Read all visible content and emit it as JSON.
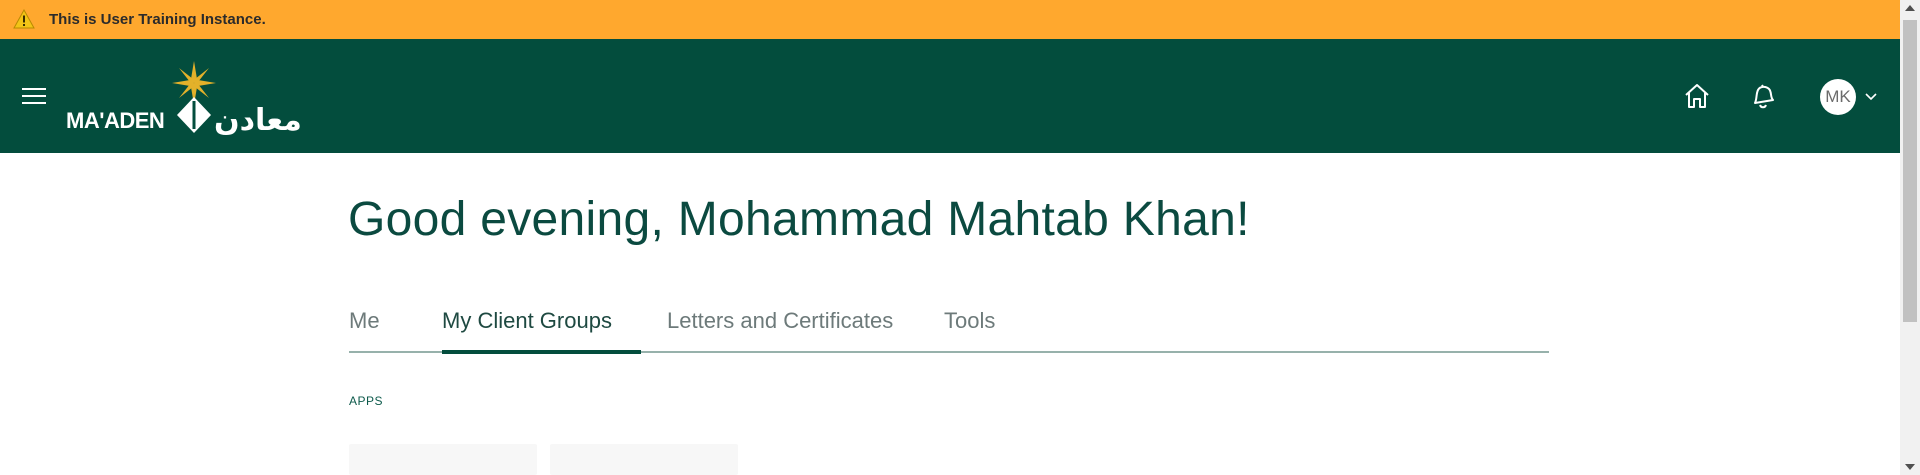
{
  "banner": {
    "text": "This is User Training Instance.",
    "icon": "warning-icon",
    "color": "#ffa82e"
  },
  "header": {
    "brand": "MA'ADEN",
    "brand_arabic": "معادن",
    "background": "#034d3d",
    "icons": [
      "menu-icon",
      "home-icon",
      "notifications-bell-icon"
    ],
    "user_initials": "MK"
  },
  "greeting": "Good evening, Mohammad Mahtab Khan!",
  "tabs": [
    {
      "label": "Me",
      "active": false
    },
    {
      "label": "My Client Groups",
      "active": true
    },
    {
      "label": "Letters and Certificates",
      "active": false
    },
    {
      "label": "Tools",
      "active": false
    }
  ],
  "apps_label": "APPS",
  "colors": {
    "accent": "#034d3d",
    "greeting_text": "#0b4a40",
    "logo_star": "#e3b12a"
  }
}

_Task brief_. Copy the listing exactly. Any image in it stays out of the copy.

_Response below_.
Read all visible content and emit it as JSON.
{
  "banner": {
    "text": "This is User Training Instance.",
    "icon": "warning-icon",
    "color": "#ffa82e"
  },
  "header": {
    "brand": "MA'ADEN",
    "brand_arabic": "معادن",
    "background": "#034d3d",
    "icons": [
      "menu-icon",
      "home-icon",
      "notifications-bell-icon"
    ],
    "user_initials": "MK"
  },
  "greeting": "Good evening, Mohammad Mahtab Khan!",
  "tabs": [
    {
      "label": "Me",
      "active": false
    },
    {
      "label": "My Client Groups",
      "active": true
    },
    {
      "label": "Letters and Certificates",
      "active": false
    },
    {
      "label": "Tools",
      "active": false
    }
  ],
  "apps_label": "APPS",
  "colors": {
    "accent": "#034d3d",
    "greeting_text": "#0b4a40",
    "logo_star": "#e3b12a"
  }
}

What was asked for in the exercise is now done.